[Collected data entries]

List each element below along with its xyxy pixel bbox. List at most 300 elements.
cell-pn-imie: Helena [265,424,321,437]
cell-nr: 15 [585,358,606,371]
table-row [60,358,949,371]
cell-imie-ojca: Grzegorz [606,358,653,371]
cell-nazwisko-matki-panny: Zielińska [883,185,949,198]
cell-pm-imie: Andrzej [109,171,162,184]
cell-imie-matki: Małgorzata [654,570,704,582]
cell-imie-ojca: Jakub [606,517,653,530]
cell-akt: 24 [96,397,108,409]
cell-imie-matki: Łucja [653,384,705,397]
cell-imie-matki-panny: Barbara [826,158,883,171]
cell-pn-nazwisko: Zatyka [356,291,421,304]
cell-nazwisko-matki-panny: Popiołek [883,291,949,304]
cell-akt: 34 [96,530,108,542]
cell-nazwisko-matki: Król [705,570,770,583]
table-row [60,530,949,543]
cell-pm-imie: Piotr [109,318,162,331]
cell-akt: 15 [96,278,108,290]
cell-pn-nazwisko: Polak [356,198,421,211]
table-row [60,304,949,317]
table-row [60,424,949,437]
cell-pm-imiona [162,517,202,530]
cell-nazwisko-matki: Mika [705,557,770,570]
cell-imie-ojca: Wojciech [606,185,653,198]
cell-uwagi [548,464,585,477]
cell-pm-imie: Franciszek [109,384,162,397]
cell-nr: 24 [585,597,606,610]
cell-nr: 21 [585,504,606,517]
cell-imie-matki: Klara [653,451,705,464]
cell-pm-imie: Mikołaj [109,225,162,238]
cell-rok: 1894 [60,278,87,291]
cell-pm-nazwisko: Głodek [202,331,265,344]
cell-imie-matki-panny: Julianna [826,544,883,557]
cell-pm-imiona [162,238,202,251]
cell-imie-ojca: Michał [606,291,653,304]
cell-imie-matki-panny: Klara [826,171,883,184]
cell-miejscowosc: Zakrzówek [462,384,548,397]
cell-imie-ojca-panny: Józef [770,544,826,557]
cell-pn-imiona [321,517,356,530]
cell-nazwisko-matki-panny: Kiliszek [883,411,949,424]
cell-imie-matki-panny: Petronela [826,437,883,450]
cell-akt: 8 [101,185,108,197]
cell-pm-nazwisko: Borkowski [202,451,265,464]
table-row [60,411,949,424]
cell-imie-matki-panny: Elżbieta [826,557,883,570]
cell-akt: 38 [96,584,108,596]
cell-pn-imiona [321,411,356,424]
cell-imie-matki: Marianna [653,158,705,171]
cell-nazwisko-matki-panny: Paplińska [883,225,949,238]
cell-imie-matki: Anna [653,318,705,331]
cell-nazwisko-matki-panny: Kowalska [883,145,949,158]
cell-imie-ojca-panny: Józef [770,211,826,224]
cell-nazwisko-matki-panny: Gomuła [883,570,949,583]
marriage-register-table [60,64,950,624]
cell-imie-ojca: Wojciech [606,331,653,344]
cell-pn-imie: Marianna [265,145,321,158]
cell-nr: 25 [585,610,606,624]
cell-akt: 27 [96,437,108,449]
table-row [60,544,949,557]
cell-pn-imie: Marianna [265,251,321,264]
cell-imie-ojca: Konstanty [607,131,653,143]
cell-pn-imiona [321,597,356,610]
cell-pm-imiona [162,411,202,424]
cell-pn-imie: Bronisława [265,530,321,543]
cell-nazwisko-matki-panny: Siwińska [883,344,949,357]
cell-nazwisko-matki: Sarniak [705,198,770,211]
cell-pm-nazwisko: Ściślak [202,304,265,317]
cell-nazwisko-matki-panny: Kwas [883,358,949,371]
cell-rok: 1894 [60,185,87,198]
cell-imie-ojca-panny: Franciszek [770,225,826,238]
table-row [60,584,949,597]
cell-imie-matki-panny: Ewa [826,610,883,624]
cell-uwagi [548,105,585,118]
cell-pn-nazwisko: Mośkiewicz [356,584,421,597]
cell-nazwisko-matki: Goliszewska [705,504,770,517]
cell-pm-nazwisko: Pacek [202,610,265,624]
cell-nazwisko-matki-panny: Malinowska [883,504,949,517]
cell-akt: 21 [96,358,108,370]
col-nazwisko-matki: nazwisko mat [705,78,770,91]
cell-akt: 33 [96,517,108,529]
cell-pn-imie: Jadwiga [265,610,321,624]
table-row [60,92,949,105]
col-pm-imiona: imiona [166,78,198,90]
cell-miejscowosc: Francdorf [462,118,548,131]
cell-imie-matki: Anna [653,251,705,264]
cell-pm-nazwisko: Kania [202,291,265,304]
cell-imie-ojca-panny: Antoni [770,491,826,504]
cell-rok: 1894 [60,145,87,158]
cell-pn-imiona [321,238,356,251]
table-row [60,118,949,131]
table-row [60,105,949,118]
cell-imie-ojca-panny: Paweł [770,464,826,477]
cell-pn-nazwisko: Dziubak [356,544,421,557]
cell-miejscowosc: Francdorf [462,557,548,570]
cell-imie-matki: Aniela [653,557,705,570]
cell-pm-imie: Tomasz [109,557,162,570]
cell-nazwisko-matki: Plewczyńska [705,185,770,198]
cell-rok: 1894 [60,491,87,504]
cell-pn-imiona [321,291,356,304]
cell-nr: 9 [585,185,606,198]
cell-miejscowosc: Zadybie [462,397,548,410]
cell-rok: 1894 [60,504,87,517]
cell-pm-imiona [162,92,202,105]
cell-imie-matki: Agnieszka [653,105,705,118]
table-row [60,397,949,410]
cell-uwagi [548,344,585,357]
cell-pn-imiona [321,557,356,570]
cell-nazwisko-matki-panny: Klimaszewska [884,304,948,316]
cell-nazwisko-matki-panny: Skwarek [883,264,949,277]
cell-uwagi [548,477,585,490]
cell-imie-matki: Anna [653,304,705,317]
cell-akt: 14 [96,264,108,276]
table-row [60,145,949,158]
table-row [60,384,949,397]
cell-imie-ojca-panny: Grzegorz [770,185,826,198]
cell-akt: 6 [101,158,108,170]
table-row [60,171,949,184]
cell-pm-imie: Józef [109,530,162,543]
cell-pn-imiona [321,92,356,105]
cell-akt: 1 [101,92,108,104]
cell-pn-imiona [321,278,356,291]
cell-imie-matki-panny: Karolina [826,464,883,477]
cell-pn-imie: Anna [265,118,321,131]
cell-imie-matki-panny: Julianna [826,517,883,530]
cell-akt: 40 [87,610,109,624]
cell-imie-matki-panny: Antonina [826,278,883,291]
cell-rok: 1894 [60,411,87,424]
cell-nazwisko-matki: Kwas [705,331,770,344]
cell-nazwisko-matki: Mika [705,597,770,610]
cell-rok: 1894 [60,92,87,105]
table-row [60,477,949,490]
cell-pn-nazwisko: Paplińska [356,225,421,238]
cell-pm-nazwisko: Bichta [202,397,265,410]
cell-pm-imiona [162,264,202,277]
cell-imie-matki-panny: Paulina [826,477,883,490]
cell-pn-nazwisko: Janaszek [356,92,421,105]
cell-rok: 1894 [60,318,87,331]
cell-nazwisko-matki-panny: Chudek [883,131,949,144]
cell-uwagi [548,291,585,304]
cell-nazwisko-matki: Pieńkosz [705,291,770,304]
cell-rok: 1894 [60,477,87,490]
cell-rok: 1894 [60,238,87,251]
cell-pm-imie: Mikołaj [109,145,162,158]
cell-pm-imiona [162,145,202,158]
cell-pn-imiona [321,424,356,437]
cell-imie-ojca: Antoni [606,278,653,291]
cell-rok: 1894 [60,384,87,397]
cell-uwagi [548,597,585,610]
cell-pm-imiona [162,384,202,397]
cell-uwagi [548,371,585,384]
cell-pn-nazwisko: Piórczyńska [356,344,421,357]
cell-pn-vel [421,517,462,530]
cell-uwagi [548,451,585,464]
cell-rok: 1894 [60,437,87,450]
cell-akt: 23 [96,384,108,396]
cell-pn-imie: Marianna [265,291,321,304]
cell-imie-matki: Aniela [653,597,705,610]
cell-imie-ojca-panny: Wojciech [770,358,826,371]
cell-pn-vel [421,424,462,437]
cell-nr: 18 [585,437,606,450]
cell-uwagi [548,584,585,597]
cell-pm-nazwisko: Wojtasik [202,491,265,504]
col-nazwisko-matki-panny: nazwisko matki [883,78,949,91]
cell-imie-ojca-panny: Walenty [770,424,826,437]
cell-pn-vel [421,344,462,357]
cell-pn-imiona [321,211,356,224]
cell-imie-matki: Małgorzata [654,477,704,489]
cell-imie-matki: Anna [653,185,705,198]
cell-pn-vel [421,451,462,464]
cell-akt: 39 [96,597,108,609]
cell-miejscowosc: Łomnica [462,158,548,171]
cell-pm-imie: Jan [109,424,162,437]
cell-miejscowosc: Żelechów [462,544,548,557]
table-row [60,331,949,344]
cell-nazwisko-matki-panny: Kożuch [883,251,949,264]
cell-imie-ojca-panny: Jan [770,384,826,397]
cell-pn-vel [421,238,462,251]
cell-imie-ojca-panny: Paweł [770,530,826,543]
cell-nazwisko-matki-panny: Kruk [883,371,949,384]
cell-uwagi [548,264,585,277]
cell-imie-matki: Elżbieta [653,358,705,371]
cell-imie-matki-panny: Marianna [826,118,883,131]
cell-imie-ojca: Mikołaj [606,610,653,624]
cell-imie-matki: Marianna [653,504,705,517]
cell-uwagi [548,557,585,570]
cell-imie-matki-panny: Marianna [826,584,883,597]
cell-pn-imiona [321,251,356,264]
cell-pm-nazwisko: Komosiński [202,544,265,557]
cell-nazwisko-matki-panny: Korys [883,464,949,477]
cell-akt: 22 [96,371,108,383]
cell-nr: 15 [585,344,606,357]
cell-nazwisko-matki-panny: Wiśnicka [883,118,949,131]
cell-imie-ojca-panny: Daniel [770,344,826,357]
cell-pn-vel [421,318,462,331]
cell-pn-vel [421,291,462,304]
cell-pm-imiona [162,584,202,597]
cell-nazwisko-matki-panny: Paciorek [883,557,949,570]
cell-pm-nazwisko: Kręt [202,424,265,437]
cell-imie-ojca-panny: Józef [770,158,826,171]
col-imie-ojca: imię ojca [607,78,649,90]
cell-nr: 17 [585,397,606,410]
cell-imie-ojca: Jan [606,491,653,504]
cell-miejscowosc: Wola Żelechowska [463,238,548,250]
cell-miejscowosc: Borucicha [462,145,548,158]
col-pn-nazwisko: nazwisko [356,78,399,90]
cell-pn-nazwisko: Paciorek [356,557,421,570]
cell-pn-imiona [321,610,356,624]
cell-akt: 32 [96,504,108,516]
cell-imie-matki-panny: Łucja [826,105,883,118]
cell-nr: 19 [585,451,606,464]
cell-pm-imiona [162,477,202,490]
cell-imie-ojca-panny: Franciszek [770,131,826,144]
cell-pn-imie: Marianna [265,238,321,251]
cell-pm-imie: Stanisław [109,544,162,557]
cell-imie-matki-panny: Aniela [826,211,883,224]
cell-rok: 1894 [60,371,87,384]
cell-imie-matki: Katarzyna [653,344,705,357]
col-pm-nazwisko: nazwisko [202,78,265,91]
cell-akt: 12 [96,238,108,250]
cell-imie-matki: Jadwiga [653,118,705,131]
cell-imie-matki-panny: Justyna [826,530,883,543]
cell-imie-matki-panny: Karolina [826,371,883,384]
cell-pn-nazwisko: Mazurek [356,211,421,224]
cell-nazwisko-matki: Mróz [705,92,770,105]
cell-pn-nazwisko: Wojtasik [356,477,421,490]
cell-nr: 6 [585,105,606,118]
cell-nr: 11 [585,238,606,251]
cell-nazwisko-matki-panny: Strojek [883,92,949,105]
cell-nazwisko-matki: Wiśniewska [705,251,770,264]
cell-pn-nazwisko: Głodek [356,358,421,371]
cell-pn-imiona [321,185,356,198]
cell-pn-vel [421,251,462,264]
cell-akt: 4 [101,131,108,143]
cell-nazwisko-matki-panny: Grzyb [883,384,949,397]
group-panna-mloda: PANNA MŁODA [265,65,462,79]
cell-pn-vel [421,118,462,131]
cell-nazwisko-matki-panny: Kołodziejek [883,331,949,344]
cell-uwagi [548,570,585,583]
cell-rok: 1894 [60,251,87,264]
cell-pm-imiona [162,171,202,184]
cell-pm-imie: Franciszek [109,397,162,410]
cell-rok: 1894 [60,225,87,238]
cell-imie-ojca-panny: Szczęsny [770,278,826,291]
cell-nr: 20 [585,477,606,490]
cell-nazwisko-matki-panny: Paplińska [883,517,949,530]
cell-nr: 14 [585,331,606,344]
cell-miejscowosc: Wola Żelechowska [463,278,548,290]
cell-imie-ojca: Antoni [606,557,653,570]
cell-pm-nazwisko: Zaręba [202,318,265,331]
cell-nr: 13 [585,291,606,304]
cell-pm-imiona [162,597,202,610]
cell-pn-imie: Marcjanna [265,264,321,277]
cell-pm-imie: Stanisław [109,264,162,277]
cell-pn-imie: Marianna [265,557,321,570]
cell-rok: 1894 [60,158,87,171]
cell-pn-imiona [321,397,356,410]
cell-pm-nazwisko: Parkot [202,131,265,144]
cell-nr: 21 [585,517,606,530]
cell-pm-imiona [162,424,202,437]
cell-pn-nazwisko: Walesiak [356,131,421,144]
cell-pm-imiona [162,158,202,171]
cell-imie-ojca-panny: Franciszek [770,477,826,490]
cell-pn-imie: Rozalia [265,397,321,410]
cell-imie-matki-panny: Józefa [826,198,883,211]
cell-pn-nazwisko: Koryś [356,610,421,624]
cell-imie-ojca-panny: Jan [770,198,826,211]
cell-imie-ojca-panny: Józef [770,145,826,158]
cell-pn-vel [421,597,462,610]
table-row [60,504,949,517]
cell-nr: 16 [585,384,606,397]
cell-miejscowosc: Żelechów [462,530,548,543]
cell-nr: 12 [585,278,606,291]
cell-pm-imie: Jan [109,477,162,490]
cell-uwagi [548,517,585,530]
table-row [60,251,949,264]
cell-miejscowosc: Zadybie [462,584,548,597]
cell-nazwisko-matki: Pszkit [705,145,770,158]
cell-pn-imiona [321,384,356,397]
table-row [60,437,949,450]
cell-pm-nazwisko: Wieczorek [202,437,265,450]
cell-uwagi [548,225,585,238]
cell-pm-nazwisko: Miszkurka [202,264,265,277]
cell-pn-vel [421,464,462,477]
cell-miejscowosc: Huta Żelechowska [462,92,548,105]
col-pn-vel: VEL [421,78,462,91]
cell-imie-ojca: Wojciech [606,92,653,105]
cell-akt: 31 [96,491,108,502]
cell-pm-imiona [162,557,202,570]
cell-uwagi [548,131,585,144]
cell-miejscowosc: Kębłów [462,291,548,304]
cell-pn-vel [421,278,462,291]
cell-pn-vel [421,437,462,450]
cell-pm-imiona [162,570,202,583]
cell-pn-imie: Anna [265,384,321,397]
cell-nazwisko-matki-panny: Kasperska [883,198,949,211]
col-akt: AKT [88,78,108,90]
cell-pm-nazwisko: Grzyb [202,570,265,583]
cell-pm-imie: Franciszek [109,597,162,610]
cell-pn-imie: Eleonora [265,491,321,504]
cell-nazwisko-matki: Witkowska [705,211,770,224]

(TASK DETAILS): Retype the stretch of data from its first line through the line "cell-pm-imie: Franciszek [109,384,162,397]", with both ends included.

(OUTPUT OF THE TASK):
List each element below along with its xyxy pixel bbox. List at most 300 elements.
cell-pn-imie: Helena [265,424,321,437]
cell-nr: 15 [585,358,606,371]
table-row [60,358,949,371]
cell-imie-ojca: Grzegorz [606,358,653,371]
cell-nazwisko-matki-panny: Zielińska [883,185,949,198]
cell-pm-imie: Andrzej [109,171,162,184]
cell-imie-matki: Małgorzata [654,570,704,582]
cell-imie-ojca: Jakub [606,517,653,530]
cell-akt: 24 [96,397,108,409]
cell-imie-matki: Łucja [653,384,705,397]
cell-imie-matki-panny: Barbara [826,158,883,171]
cell-pn-nazwisko: Zatyka [356,291,421,304]
cell-nazwisko-matki-panny: Popiołek [883,291,949,304]
cell-akt: 34 [96,530,108,542]
cell-nazwisko-matki: Król [705,570,770,583]
table-row [60,530,949,543]
cell-pm-imie: Piotr [109,318,162,331]
cell-akt: 15 [96,278,108,290]
cell-pn-nazwisko: Polak [356,198,421,211]
table-row [60,304,949,317]
table-row [60,424,949,437]
cell-pm-imiona [162,517,202,530]
cell-nazwisko-matki: Mika [705,557,770,570]
cell-imie-ojca: Wojciech [606,185,653,198]
cell-uwagi [548,464,585,477]
cell-pm-imie: Franciszek [109,384,162,397]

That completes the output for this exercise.